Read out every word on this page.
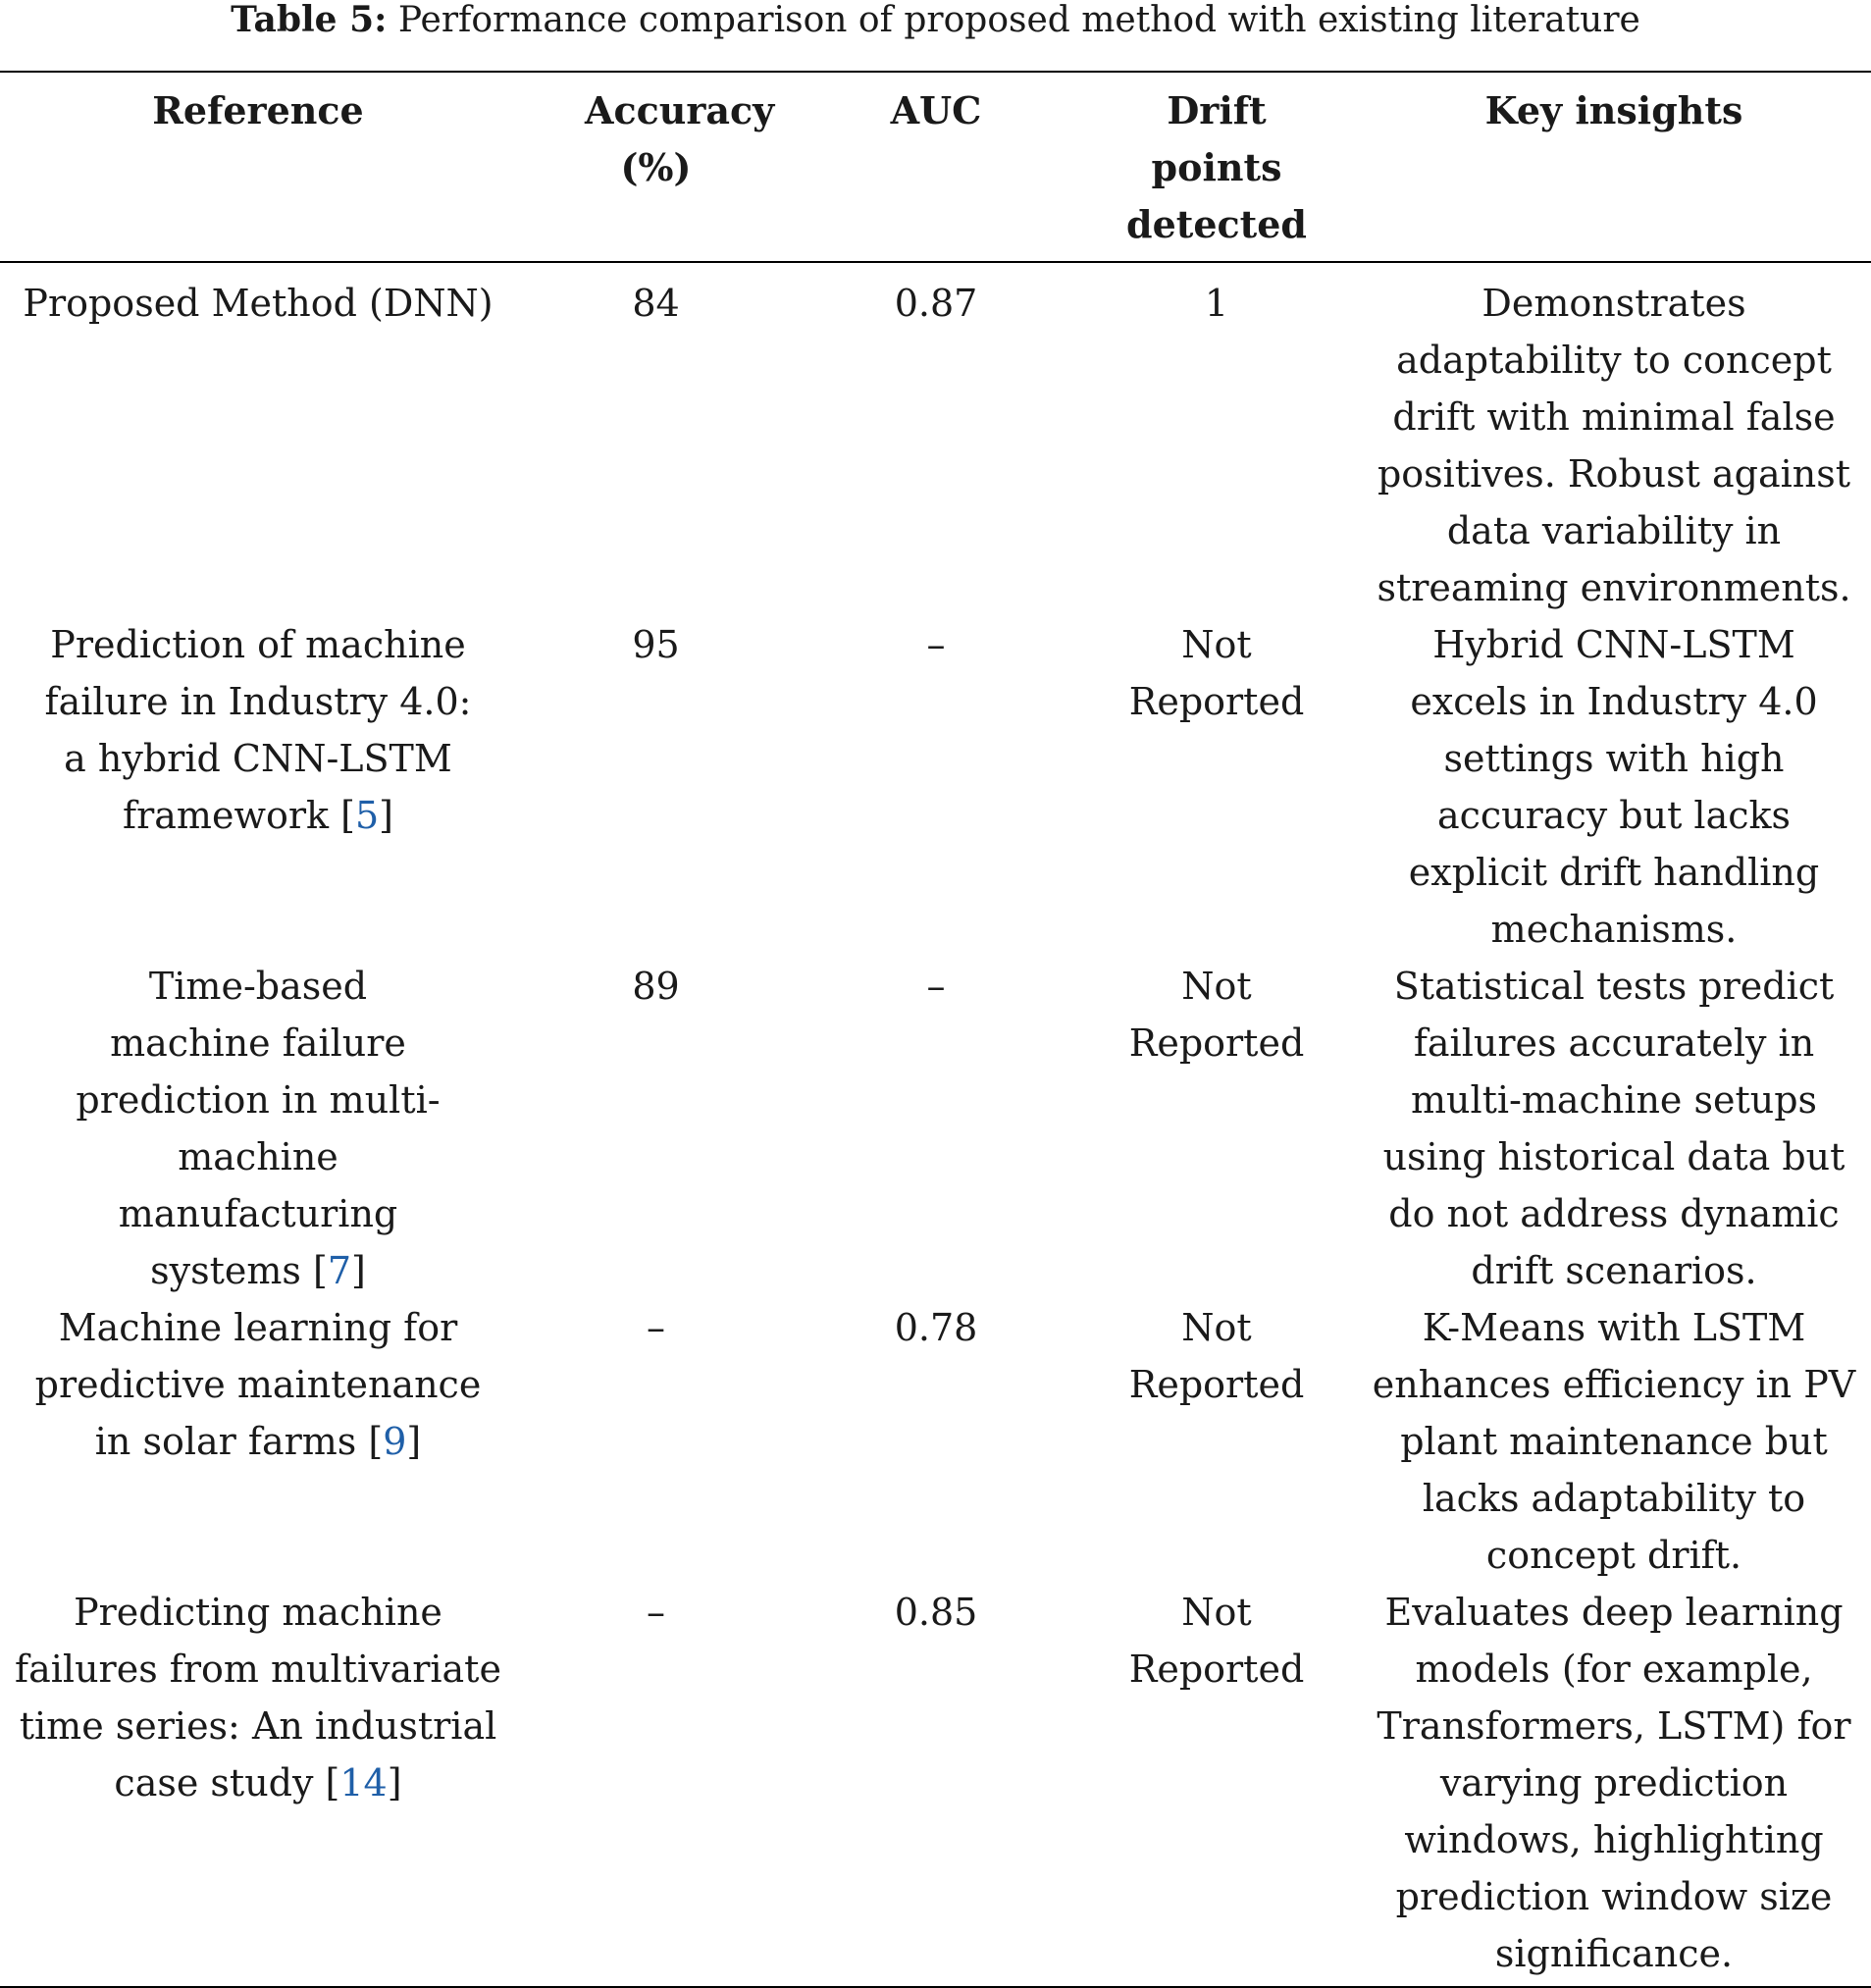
Table 5: Performance comparison of proposed method with existing literature
Reference	Accuracy (%)	AUC	Drift points detected	Key insights
Proposed Method (DNN)	84	0.87	1	Demonstrates adaptability to concept drift with minimal false positives. Robust against data variability in streaming environments.
Prediction of machine failure in Industry 4.0: a hybrid CNN-LSTM framework [5]	95	–	Not Reported	Hybrid CNN-LSTM excels in Industry 4.0 settings with high accuracy but lacks explicit drift handling mechanisms.
Time-based machine failure prediction in multi-machine manufacturing systems [7]	89	–	Not Reported	Statistical tests predict failures accurately in multi-machine setups using historical data but do not address dynamic drift scenarios.
Machine learning for predictive maintenance in solar farms [9]	–	0.78	Not Reported	K-Means with LSTM enhances efficiency in PV plant maintenance but lacks adaptability to concept drift.
Predicting machine failures from multivariate time series: An industrial case study [14]	–	0.85	Not Reported	Evaluates deep learning models (for example, Transformers, LSTM) for varying prediction windows, highlighting prediction window size significance.
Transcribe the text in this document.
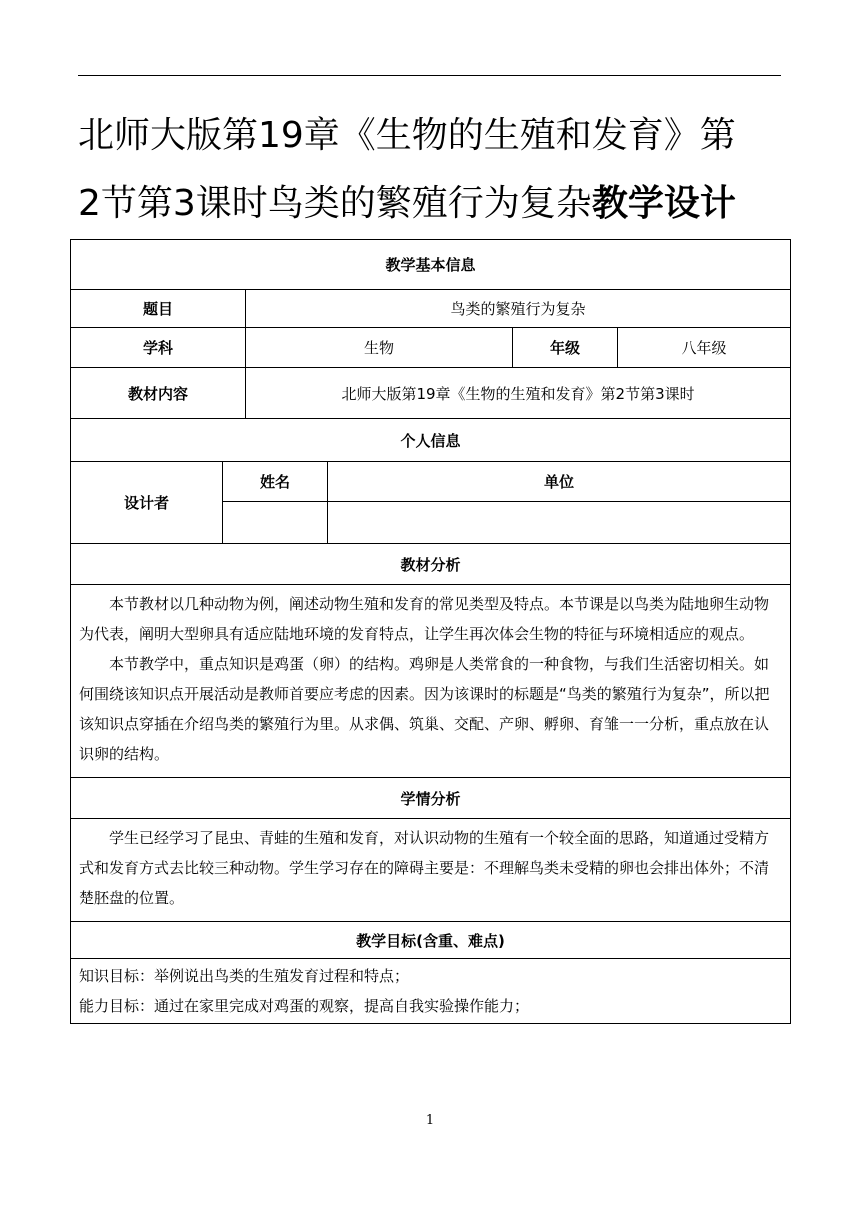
北师大版第19章《生物的生殖和发育》第
2节第3课时鸟类的繁殖行为复杂教学设计
教学基本信息					
题目		鸟类的繁殖行为复杂			
学科		生物		年级	八年级
教材内容		北师大版第19章《生物的生殖和发育》第2节第3课时			
个人信息					
设计者	姓名		单位		

教材分析					

本节教材以几种动物为例，阐述动物生殖和发育的常见类型及特点。本节课是以鸟类为陆地卵生动物为代表，阐明大型卵具有适应陆地环境的发育特点，让学生再次体会生物的特征与环境相适应的观点。

本节教学中，重点知识是鸡蛋（卵）的结构。鸡卵是人类常食的一种食物，与我们生活密切相关。如何围绕该知识点开展活动是教师首要应考虑的因素。因为该课时的标题是“鸟类的繁殖行为复杂”，所以把该知识点穿插在介绍鸟类的繁殖行为里。从求偶、筑巢、交配、产卵、孵卵、育雏一一分析，重点放在认识卵的结构。					

学情分析					

学生已经学习了昆虫、青蛙的生殖和发育，对认识动物的生殖有一个较全面的思路，知道通过受精方式和发育方式去比较三种动物。学生学习存在的障碍主要是：不理解鸟类未受精的卵也会排出体外；不清楚胚盘的位置。					

教学目标(含重、难点)					

知识目标：举例说出鸟类的生殖发育过程和特点；
能力目标：通过在家里完成对鸡蛋的观察，提高自我实验操作能力；					
1
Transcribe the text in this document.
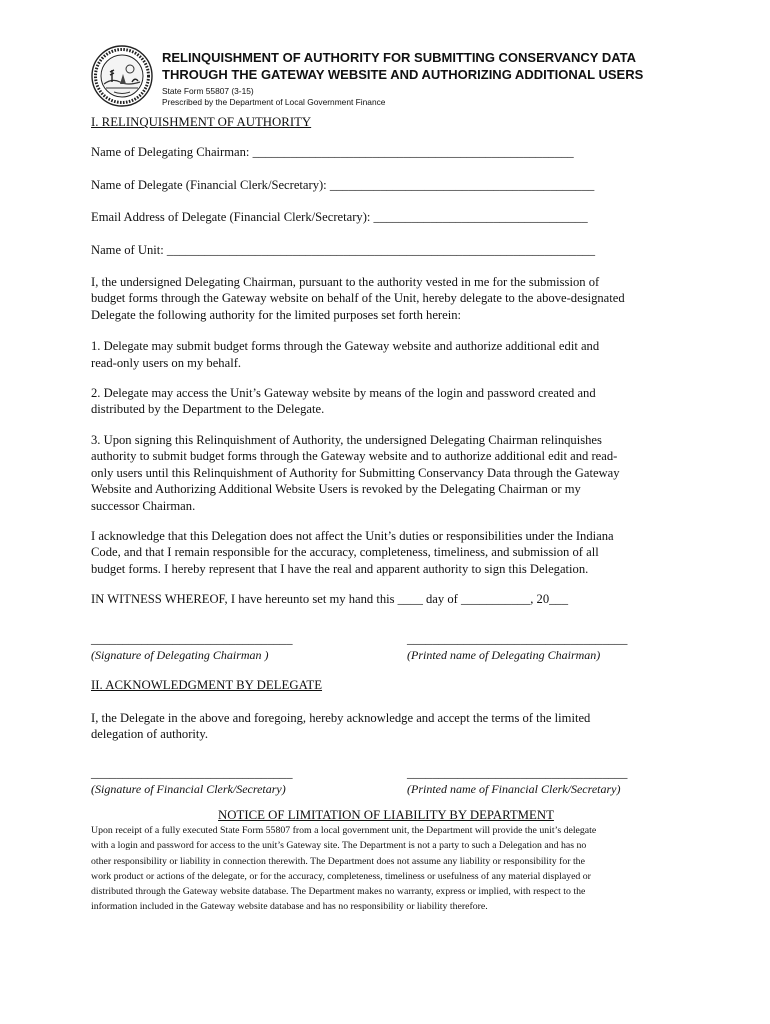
RELINQUISHMENT OF AUTHORITY FOR SUBMITTING CONSERVANCY DATA
THROUGH THE GATEWAY WEBSITE AND AUTHORIZING ADDITIONAL USERS
State Form 55807 (3-15)
Prescribed by the Department of Local Government Finance

I. RELINQUISHMENT OF AUTHORITY

Name of Delegating Chairman: ___________________________________________________
Name of Delegate (Financial Clerk/Secretary): __________________________________________
Email Address of Delegate (Financial Clerk/Secretary): __________________________________
Name of Unit: ____________________________________________________________________

I, the undersigned Delegating Chairman, pursuant to the authority vested in me for the submission of

budget forms through the Gateway website on behalf of the Unit, hereby delegate to the above-designated

Delegate the following authority for the limited purposes set forth herein:

1. Delegate may submit budget forms through the Gateway website and authorize additional edit and

read-only users on my behalf.

2. Delegate may access the Unit’s Gateway website by means of the login and password created and

distributed by the Department to the Delegate.

3. Upon signing this Relinquishment of Authority, the undersigned Delegating Chairman relinquishes

authority to submit budget forms through the Gateway website and to authorize additional edit and read-

only users until this Relinquishment of Authority for Submitting Conservancy Data through the Gateway

Website and Authorizing Additional Website Users is revoked by the Delegating Chairman or my

successor Chairman.

I acknowledge that this Delegation does not affect the Unit’s duties or responsibilities under the Indiana

Code, and that I remain responsible for the accuracy, completeness, timeliness, and submission of all

budget forms. I hereby represent that I have the real and apparent authority to sign this Delegation.

IN WITNESS WHEREOF, I have hereunto set my hand this ____ day of ___________, 20___

________________________________	___________________________________
(Signature of Delegating Chairman )	(Printed name of Delegating Chairman)

II. ACKNOWLEDGMENT BY DELEGATE

I, the Delegate in the above and foregoing, hereby acknowledge and accept the terms of the limited

delegation of authority.

________________________________	___________________________________
(Signature of Financial Clerk/Secretary)	(Printed name of Financial Clerk/Secretary)

NOTICE OF LIMITATION OF LIABILITY BY DEPARTMENT

Upon receipt of a fully executed State Form 55807 from a local government unit, the Department will provide the unit’s delegate
with a login and password for access to the unit’s Gateway site. The Department is not a party to such a Delegation and has no
other responsibility or liability in connection therewith. The Department does not assume any liability or responsibility for the
work product or actions of the delegate, or for the accuracy, completeness, timeliness or usefulness of any material displayed or
distributed through the Gateway website database. The Department makes no warranty, express or implied, with respect to the
information included in the Gateway website database and has no responsibility or liability therefore.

Your goal: Look above for lines with the word "that" and copy them all.

Answer to this exercise:
I acknowledge that this Delegation does not affect the Unit’s duties or responsibilities under the Indiana
Code, and that I remain responsible for the accuracy, completeness, timeliness, and submission of all
budget forms. I hereby represent that I have the real and apparent authority to sign this Delegation.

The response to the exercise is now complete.